Work required:
Omit the images, then print each record below exactly as it reads.

Input rows:

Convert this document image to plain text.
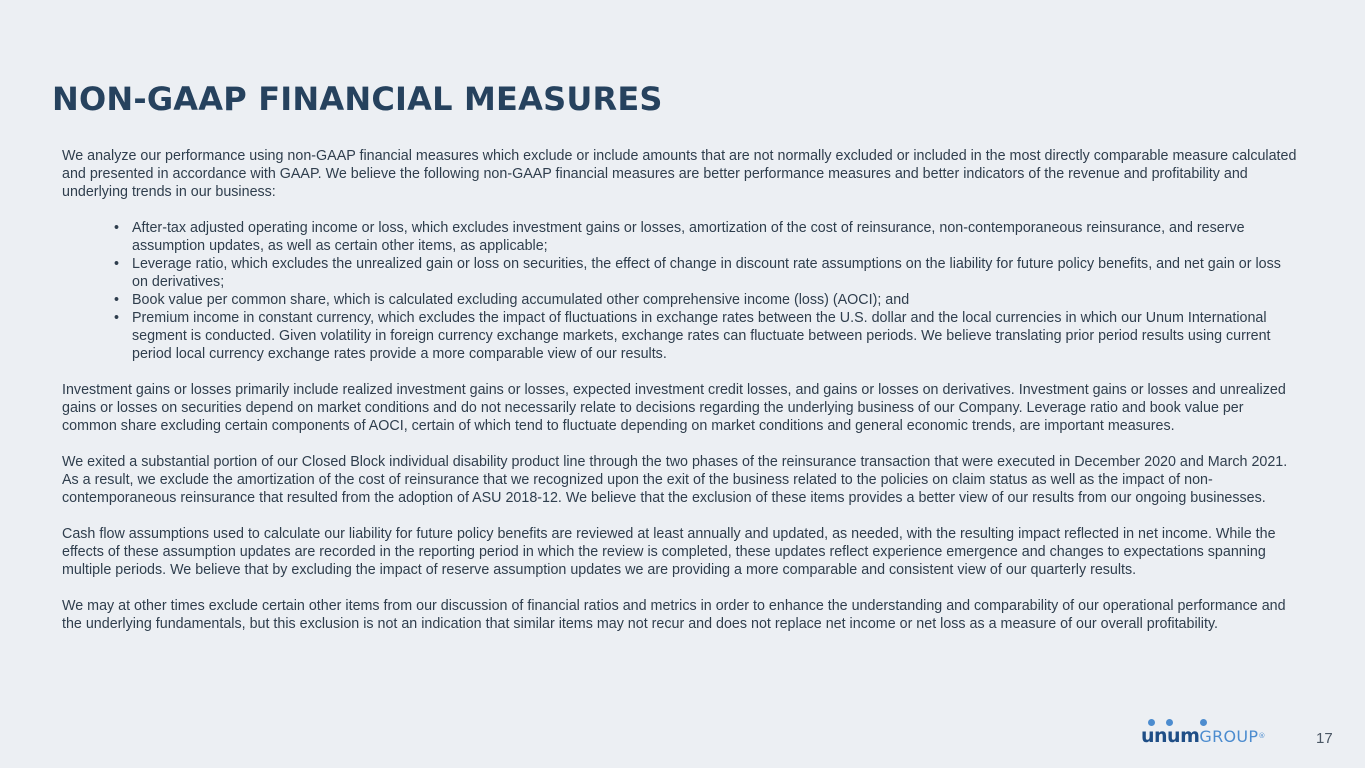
NON-GAAP FINANCIAL MEASURES

We analyze our performance using non-GAAP financial measures which exclude or include amounts that are not normally excluded or included in the most directly comparable measure calculated and presented in accordance with GAAP. We believe the following non-GAAP financial measures are better performance measures and better indicators of the revenue and profitability and underlying trends in our business:

• After-tax adjusted operating income or loss, which excludes investment gains or losses, amortization of the cost of reinsurance, non-contemporaneous reinsurance, and reserve assumption updates, as well as certain other items, as applicable;
• Leverage ratio, which excludes the unrealized gain or loss on securities, the effect of change in discount rate assumptions on the liability for future policy benefits, and net gain or loss on derivatives;
• Book value per common share, which is calculated excluding accumulated other comprehensive income (loss) (AOCI); and
• Premium income in constant currency, which excludes the impact of fluctuations in exchange rates between the U.S. dollar and the local currencies in which our Unum International segment is conducted. Given volatility in foreign currency exchange markets, exchange rates can fluctuate between periods. We believe translating prior period results using current period local currency exchange rates provide a more comparable view of our results.

Investment gains or losses primarily include realized investment gains or losses, expected investment credit losses, and gains or losses on derivatives. Investment gains or losses and unrealized gains or losses on securities depend on market conditions and do not necessarily relate to decisions regarding the underlying business of our Company. Leverage ratio and book value per common share excluding certain components of AOCI, certain of which tend to fluctuate depending on market conditions and general economic trends, are important measures.

We exited a substantial portion of our Closed Block individual disability product line through the two phases of the reinsurance transaction that were executed in December 2020 and March 2021. As a result, we exclude the amortization of the cost of reinsurance that we recognized upon the exit of the business related to the policies on claim status as well as the impact of non-contemporaneous reinsurance that resulted from the adoption of ASU 2018-12. We believe that the exclusion of these items provides a better view of our results from our ongoing businesses.

Cash flow assumptions used to calculate our liability for future policy benefits are reviewed at least annually and updated, as needed, with the resulting impact reflected in net income. While the effects of these assumption updates are recorded in the reporting period in which the review is completed, these updates reflect experience emergence and changes to expectations spanning multiple periods. We believe that by excluding the impact of reserve assumption updates we are providing a more comparable and consistent view of our quarterly results.

We may at other times exclude certain other items from our discussion of financial ratios and metrics in order to enhance the understanding and comparability of our operational performance and the underlying fundamentals, but this exclusion is not an indication that similar items may not recur and does not replace net income or net loss as a measure of our overall profitability.

unumGROUP®	17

Answer to the task:
Convert this document image to plain text.
NON-GAAP FINANCIAL MEASURES

We analyze our performance using non-GAAP financial measures which exclude or include amounts that are not normally excluded or included in the most directly comparable measure calculated and presented in accordance with GAAP. We believe the following non-GAAP financial measures are better performance measures and better indicators of the revenue and profitability and underlying trends in our business:

• After-tax adjusted operating income or loss, which excludes investment gains or losses, amortization of the cost of reinsurance, non-contemporaneous reinsurance, and reserve assumption updates, as well as certain other items, as applicable;
• Leverage ratio, which excludes the unrealized gain or loss on securities, the effect of change in discount rate assumptions on the liability for future policy benefits, and net gain or loss on derivatives;
• Book value per common share, which is calculated excluding accumulated other comprehensive income (loss) (AOCI); and
• Premium income in constant currency, which excludes the impact of fluctuations in exchange rates between the U.S. dollar and the local currencies in which our Unum International segment is conducted. Given volatility in foreign currency exchange markets, exchange rates can fluctuate between periods. We believe translating prior period results using current period local currency exchange rates provide a more comparable view of our results.

Investment gains or losses primarily include realized investment gains or losses, expected investment credit losses, and gains or losses on derivatives. Investment gains or losses and unrealized gains or losses on securities depend on market conditions and do not necessarily relate to decisions regarding the underlying business of our Company. Leverage ratio and book value per common share excluding certain components of AOCI, certain of which tend to fluctuate depending on market conditions and general economic trends, are important measures.

We exited a substantial portion of our Closed Block individual disability product line through the two phases of the reinsurance transaction that were executed in December 2020 and March 2021. As a result, we exclude the amortization of the cost of reinsurance that we recognized upon the exit of the business related to the policies on claim status as well as the impact of non-contemporaneous reinsurance that resulted from the adoption of ASU 2018-12. We believe that the exclusion of these items provides a better view of our results from our ongoing businesses.

Cash flow assumptions used to calculate our liability for future policy benefits are reviewed at least annually and updated, as needed, with the resulting impact reflected in net income. While the effects of these assumption updates are recorded in the reporting period in which the review is completed, these updates reflect experience emergence and changes to expectations spanning multiple periods. We believe that by excluding the impact of reserve assumption updates we are providing a more comparable and consistent view of our quarterly results.

We may at other times exclude certain other items from our discussion of financial ratios and metrics in order to enhance the understanding and comparability of our operational performance and the underlying fundamentals, but this exclusion is not an indication that similar items may not recur and does not replace net income or net loss as a measure of our overall profitability.

unumGROUP®	17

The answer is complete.